▸ **Stated problem**: Copy the data below line for line, changing nothing.

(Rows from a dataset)

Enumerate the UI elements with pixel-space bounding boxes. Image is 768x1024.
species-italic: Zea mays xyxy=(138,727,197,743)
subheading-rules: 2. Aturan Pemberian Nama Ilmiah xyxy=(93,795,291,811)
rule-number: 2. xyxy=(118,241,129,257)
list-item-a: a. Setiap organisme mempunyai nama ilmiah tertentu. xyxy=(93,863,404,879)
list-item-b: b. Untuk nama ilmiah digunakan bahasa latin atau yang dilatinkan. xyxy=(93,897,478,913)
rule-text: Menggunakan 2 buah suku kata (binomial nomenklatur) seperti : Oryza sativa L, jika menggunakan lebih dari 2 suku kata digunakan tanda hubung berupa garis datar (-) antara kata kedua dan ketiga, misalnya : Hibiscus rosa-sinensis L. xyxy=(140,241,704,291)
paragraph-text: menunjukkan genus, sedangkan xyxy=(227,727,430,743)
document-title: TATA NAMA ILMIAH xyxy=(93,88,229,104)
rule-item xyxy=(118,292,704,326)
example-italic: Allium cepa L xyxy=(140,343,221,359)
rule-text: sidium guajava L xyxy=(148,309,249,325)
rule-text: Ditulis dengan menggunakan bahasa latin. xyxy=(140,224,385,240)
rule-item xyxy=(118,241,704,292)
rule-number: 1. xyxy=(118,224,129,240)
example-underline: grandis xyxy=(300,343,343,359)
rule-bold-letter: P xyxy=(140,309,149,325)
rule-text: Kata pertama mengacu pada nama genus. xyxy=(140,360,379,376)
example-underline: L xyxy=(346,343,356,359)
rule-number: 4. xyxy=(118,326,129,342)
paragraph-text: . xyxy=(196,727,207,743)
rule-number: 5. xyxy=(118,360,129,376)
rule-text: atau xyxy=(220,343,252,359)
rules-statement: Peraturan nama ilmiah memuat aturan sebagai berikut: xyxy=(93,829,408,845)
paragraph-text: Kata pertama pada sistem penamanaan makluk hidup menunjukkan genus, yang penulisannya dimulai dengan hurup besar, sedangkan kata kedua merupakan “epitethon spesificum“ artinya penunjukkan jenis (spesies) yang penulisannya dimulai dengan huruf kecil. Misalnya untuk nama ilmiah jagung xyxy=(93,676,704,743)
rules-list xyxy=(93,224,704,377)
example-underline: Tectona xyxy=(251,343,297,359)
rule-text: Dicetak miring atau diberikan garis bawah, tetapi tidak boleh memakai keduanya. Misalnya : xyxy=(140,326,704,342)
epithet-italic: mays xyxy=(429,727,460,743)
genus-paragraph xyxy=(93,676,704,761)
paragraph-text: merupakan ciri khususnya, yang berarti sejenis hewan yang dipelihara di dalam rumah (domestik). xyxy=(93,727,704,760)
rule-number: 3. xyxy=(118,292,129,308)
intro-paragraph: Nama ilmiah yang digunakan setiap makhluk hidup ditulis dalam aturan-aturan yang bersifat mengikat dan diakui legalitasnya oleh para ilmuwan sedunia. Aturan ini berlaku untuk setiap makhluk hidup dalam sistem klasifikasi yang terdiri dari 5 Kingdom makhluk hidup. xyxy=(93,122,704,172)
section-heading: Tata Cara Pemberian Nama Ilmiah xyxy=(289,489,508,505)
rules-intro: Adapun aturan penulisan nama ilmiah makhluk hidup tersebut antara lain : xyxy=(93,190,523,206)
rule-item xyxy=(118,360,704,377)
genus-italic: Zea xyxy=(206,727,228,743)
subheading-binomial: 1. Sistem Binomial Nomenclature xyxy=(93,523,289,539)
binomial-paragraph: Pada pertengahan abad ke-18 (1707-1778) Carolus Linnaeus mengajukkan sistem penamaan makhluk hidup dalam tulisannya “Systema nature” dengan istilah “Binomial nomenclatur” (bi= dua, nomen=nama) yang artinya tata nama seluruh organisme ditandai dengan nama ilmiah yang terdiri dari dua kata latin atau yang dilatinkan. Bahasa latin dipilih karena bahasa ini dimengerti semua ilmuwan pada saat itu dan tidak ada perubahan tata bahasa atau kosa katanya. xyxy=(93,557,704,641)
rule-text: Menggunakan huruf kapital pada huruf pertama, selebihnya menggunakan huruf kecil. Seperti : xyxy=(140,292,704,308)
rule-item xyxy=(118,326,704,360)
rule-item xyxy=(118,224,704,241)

▸ **Exercise answer**:
Enumerate the UI elements with pixel-space bounding boxes. Image is 768x1024.
species-italic: Zea mays xyxy=(138,727,197,743)
subheading-rules: 2. Aturan Pemberian Nama Ilmiah xyxy=(93,795,291,811)
rule-number: 2. xyxy=(118,241,129,257)
list-item-a: a. Setiap organisme mempunyai nama ilmiah tertentu. xyxy=(93,863,404,879)
list-item-b: b. Untuk nama ilmiah digunakan bahasa latin atau yang dilatinkan. xyxy=(93,897,478,913)
rule-text: Menggunakan 2 buah suku kata (binomial nomenklatur) seperti : Oryza sativa L, jika menggunakan lebih dari 2 suku kata digunakan tanda hubung berupa garis datar (-) antara kata kedua dan ketiga, misalnya : Hibiscus rosa-sinensis L. xyxy=(140,241,704,291)
paragraph-text: menunjukkan genus, sedangkan xyxy=(227,727,430,743)
document-title: TATA NAMA ILMIAH xyxy=(93,88,229,104)
rule-item xyxy=(118,292,704,326)
example-italic: Allium cepa L xyxy=(140,343,221,359)
rule-text: sidium guajava L xyxy=(148,309,249,325)
rule-text: Ditulis dengan menggunakan bahasa latin. xyxy=(140,224,385,240)
rule-item xyxy=(118,241,704,292)
rule-number: 1. xyxy=(118,224,129,240)
example-underline: grandis xyxy=(300,343,343,359)
rule-bold-letter: P xyxy=(140,309,149,325)
rule-text: Kata pertama mengacu pada nama genus. xyxy=(140,360,379,376)
example-underline: L xyxy=(346,343,356,359)
rule-number: 4. xyxy=(118,326,129,342)
paragraph-text: . xyxy=(196,727,207,743)
rule-number: 5. xyxy=(118,360,129,376)
rule-text: atau xyxy=(220,343,252,359)
rules-statement: Peraturan nama ilmiah memuat aturan sebagai berikut: xyxy=(93,829,408,845)
paragraph-text: Kata pertama pada sistem penamanaan makluk hidup menunjukkan genus, yang penulisannya dimulai dengan hurup besar, sedangkan kata kedua merupakan “epitethon spesificum“ artinya penunjukkan jenis (spesies) yang penulisannya dimulai dengan huruf kecil. Misalnya untuk nama ilmiah jagung xyxy=(93,676,704,743)
rules-list xyxy=(93,224,704,377)
example-underline: Tectona xyxy=(251,343,297,359)
rule-text: Dicetak miring atau diberikan garis bawah, tetapi tidak boleh memakai keduanya. Misalnya : xyxy=(140,326,704,342)
epithet-italic: mays xyxy=(429,727,460,743)
genus-paragraph xyxy=(93,676,704,761)
paragraph-text: merupakan ciri khususnya, yang berarti sejenis hewan yang dipelihara di dalam rumah (domestik). xyxy=(93,727,704,760)
rule-number: 3. xyxy=(118,292,129,308)
intro-paragraph: Nama ilmiah yang digunakan setiap makhluk hidup ditulis dalam aturan-aturan yang bersifat mengikat dan diakui legalitasnya oleh para ilmuwan sedunia. Aturan ini berlaku untuk setiap makhluk hidup dalam sistem klasifikasi yang terdiri dari 5 Kingdom makhluk hidup. xyxy=(93,122,704,172)
section-heading: Tata Cara Pemberian Nama Ilmiah xyxy=(289,489,508,505)
rules-intro: Adapun aturan penulisan nama ilmiah makhluk hidup tersebut antara lain : xyxy=(93,190,523,206)
rule-item xyxy=(118,360,704,377)
genus-italic: Zea xyxy=(206,727,228,743)
subheading-binomial: 1. Sistem Binomial Nomenclature xyxy=(93,523,289,539)
binomial-paragraph: Pada pertengahan abad ke-18 (1707-1778) Carolus Linnaeus mengajukkan sistem penamaan makhluk hidup dalam tulisannya “Systema nature” dengan istilah “Binomial nomenclatur” (bi= dua, nomen=nama) yang artinya tata nama seluruh organisme ditandai dengan nama ilmiah yang terdiri dari dua kata latin atau yang dilatinkan. Bahasa latin dipilih karena bahasa ini dimengerti semua ilmuwan pada saat itu dan tidak ada perubahan tata bahasa atau kosa katanya. xyxy=(93,557,704,641)
rule-text: Menggunakan huruf kapital pada huruf pertama, selebihnya menggunakan huruf kecil. Seperti : xyxy=(140,292,704,308)
rule-item xyxy=(118,326,704,360)
rule-item xyxy=(118,224,704,241)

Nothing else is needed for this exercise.